> PROBLEM REQUIREMENTS: Locate every line in the records below that contains the word "this", and copy each one.

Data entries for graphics
_ _ _ _ _

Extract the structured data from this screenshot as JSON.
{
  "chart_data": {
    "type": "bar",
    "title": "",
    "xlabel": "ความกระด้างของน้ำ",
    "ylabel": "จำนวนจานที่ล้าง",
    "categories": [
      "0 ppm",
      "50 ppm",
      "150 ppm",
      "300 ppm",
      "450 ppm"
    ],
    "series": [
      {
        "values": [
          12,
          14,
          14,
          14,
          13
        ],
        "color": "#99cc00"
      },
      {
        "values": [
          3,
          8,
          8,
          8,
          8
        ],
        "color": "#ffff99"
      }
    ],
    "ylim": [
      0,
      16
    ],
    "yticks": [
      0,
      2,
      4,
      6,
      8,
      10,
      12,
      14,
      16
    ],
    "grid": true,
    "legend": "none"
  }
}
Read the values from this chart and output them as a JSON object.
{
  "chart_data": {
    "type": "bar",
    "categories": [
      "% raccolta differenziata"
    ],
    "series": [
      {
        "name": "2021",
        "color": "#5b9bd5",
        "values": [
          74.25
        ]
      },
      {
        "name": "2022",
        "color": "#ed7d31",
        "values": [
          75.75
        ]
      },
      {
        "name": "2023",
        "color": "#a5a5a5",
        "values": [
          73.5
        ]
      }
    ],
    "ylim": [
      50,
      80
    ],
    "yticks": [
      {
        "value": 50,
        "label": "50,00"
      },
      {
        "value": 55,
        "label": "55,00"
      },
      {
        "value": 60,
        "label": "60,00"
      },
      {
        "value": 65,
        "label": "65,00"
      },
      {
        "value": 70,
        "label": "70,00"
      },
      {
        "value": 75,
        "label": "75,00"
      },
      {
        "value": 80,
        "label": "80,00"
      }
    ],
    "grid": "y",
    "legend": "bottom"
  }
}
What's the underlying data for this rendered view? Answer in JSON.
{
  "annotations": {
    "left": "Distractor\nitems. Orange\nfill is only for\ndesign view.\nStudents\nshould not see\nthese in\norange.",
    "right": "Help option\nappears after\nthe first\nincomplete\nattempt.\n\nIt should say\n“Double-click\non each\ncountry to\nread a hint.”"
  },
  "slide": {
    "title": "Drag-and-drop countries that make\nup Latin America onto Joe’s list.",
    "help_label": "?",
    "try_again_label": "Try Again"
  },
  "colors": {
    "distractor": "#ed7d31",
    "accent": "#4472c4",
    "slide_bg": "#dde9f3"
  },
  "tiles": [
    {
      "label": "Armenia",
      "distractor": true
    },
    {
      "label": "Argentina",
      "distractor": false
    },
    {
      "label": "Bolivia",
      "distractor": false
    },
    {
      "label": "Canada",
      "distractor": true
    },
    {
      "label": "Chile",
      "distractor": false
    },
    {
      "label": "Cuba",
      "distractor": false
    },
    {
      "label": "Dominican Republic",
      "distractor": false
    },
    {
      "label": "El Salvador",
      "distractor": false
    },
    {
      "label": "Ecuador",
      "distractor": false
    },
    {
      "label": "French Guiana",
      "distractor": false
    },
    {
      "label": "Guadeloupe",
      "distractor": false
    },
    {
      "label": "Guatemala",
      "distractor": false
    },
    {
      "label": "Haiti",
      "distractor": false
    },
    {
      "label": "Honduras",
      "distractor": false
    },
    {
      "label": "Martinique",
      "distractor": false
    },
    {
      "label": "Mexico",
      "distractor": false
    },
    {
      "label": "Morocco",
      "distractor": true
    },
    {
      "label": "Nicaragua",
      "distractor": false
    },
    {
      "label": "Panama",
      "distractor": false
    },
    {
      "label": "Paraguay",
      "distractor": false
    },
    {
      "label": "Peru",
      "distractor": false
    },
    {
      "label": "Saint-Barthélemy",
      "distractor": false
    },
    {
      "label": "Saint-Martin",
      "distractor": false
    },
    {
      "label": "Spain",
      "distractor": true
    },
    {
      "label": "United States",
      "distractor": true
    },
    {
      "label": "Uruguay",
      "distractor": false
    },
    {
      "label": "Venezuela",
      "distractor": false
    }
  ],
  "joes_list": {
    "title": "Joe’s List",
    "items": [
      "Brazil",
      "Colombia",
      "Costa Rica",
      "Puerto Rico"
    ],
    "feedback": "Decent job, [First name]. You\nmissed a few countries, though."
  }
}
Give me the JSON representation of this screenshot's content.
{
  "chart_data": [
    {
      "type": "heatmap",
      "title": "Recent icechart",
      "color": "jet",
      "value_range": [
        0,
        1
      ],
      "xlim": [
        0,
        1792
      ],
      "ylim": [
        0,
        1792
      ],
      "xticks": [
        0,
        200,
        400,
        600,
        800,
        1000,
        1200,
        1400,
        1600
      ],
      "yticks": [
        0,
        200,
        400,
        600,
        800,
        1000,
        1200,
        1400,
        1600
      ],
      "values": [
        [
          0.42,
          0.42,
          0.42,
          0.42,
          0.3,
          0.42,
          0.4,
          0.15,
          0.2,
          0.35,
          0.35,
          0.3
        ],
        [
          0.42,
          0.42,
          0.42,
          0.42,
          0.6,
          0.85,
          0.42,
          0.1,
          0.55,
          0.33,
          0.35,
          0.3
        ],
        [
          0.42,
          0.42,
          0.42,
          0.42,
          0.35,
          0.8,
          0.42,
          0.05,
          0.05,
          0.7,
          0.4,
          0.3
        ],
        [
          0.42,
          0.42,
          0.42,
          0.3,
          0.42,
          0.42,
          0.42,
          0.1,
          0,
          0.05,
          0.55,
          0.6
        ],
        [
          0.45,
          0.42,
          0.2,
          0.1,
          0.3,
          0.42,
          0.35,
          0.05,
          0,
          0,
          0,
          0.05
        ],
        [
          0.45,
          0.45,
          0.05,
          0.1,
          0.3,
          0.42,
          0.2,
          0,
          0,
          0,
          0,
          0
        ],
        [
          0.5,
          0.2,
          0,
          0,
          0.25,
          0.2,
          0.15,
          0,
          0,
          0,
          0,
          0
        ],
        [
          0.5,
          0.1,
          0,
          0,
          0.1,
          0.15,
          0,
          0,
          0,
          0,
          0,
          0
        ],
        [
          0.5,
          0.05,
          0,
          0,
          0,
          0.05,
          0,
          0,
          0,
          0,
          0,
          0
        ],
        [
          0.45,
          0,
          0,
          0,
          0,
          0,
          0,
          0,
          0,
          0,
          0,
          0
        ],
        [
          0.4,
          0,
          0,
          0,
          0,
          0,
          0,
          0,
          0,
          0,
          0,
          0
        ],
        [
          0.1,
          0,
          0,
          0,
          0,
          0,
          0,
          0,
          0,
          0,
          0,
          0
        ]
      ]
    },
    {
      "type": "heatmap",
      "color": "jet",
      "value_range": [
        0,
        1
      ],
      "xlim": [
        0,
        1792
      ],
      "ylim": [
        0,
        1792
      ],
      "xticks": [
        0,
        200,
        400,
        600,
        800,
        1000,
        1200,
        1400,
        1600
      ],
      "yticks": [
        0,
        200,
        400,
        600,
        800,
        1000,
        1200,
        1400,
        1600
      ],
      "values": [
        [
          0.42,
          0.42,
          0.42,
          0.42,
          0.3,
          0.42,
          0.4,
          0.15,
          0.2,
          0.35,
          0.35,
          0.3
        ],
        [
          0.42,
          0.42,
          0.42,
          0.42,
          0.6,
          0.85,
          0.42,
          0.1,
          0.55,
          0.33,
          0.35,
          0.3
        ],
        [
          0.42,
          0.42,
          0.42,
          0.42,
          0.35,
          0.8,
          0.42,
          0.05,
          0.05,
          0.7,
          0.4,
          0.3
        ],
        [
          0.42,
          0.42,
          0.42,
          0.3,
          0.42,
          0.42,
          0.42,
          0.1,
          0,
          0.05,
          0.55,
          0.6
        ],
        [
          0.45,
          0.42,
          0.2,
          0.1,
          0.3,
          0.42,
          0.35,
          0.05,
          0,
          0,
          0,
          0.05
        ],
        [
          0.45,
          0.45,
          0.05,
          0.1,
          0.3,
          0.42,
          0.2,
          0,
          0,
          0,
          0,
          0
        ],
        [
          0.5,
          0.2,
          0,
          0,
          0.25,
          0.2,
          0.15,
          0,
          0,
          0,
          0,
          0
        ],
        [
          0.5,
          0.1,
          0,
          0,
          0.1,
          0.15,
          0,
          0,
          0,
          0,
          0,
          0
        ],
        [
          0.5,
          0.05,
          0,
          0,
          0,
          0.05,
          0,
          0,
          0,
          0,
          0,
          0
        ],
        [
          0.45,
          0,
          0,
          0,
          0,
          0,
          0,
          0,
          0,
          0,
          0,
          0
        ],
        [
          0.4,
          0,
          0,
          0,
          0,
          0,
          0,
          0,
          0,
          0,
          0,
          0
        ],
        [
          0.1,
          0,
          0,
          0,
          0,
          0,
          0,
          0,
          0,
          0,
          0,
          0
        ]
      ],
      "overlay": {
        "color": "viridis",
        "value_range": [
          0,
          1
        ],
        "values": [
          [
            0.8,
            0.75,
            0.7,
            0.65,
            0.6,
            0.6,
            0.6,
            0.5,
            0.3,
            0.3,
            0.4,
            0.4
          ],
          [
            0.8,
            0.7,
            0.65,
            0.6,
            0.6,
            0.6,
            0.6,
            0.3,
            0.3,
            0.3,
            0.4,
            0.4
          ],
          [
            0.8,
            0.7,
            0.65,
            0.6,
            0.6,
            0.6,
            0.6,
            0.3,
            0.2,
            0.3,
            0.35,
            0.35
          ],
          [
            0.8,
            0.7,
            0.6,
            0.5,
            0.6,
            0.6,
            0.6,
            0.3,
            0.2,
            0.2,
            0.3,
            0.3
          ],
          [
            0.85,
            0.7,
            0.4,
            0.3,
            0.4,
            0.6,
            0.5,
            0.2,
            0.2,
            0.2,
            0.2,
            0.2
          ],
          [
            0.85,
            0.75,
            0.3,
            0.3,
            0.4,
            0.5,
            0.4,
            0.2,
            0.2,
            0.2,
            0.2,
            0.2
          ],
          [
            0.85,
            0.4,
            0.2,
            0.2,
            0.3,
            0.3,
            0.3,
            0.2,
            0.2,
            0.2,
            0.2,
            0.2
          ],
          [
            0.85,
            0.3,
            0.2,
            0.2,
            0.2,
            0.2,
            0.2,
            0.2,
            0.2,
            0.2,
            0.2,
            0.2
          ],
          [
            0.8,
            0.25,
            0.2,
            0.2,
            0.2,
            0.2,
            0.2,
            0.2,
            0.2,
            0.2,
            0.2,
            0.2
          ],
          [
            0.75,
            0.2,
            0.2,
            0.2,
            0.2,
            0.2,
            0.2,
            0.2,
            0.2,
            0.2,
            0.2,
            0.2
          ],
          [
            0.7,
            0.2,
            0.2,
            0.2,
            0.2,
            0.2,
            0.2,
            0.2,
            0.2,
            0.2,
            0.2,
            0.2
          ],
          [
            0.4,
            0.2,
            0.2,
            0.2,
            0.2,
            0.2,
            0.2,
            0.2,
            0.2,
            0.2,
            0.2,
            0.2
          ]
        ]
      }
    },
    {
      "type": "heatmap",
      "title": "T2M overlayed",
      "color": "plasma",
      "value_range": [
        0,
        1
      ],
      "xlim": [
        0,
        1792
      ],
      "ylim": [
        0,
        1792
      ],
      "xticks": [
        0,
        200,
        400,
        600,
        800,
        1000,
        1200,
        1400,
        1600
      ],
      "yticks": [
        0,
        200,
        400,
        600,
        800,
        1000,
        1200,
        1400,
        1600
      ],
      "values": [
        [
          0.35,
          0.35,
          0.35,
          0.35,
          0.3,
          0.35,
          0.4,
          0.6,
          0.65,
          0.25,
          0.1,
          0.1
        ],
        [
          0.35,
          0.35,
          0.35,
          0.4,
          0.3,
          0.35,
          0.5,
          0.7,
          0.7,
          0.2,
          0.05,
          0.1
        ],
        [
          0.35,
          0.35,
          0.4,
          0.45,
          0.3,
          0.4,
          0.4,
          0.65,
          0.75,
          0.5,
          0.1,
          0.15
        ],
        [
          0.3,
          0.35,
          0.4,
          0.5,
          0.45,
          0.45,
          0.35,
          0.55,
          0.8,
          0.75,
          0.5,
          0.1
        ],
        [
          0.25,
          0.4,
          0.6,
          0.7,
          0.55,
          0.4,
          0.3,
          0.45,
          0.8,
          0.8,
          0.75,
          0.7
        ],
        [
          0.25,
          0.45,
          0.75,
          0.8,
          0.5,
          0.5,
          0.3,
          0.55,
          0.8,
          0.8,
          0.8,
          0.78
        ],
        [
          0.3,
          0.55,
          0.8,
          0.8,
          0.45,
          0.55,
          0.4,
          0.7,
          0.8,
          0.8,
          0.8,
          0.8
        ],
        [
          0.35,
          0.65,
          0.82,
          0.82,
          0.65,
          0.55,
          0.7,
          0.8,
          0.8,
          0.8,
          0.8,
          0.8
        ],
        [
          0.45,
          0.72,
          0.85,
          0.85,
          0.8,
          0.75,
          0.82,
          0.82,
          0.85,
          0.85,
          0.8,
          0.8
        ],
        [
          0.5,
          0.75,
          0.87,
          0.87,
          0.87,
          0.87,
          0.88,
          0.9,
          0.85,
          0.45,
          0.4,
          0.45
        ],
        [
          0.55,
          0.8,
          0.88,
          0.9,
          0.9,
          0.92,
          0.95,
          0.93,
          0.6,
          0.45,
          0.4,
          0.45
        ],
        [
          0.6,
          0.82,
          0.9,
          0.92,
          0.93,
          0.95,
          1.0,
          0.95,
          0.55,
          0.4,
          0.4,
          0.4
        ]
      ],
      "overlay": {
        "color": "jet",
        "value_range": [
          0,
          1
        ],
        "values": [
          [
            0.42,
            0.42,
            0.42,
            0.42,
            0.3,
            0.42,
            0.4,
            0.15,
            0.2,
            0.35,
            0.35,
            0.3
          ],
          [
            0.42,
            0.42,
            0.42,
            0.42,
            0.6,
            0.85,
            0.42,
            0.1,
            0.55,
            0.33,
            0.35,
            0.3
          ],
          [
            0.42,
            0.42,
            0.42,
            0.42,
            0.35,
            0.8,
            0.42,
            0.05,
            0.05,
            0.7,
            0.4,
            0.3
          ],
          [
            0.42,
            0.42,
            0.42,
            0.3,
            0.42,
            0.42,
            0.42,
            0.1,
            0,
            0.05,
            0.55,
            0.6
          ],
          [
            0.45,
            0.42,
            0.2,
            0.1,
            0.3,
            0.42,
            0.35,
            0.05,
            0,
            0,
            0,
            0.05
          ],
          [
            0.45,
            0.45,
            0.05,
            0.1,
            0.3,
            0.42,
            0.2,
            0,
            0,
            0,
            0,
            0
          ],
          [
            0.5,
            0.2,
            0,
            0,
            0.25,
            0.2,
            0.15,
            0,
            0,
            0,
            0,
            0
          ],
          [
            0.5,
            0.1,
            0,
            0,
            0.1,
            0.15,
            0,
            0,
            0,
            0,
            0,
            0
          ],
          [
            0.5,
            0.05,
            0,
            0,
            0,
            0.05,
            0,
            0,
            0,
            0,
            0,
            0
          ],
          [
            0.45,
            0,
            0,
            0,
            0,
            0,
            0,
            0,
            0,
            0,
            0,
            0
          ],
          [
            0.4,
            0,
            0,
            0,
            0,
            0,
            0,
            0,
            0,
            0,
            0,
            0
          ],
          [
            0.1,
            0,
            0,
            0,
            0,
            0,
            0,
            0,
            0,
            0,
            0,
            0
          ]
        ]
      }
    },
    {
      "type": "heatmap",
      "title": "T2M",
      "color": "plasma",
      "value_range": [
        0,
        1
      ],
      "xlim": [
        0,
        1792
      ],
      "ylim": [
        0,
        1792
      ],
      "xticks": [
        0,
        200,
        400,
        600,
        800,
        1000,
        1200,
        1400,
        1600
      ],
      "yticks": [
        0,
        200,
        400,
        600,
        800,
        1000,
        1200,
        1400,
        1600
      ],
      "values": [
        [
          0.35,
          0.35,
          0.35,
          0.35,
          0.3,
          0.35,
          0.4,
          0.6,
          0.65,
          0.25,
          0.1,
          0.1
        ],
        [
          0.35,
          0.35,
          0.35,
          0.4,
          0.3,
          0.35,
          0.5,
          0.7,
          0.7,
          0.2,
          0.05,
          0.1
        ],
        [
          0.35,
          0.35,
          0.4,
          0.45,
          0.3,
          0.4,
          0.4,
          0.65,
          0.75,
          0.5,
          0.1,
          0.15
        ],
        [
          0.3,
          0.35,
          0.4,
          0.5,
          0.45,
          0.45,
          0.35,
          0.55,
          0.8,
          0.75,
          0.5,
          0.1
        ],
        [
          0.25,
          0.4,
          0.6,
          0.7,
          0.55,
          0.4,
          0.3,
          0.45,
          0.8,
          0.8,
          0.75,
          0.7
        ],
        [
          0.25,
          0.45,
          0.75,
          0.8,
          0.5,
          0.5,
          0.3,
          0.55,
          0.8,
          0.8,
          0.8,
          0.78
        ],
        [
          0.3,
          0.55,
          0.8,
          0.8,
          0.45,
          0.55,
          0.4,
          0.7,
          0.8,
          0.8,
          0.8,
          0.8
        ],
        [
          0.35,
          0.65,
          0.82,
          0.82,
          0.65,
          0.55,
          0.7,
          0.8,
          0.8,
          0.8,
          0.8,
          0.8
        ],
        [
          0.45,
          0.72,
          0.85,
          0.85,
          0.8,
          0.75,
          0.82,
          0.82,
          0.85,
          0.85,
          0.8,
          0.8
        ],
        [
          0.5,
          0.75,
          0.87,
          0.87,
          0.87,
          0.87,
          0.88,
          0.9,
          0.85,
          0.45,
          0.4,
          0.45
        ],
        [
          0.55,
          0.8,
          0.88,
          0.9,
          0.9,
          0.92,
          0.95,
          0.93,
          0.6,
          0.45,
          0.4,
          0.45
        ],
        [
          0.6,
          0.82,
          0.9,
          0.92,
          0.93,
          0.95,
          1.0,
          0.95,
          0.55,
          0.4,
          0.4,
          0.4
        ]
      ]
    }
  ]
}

_ _ _ _ _

> IN RESPONSE:
Extract the structured data from this screenshot as JSON.
Read the values from this chart and output them as a JSON object.
What's the underlying data for this rendered view? Answer in JSON.
Give me the JSON representation of this screenshot's content.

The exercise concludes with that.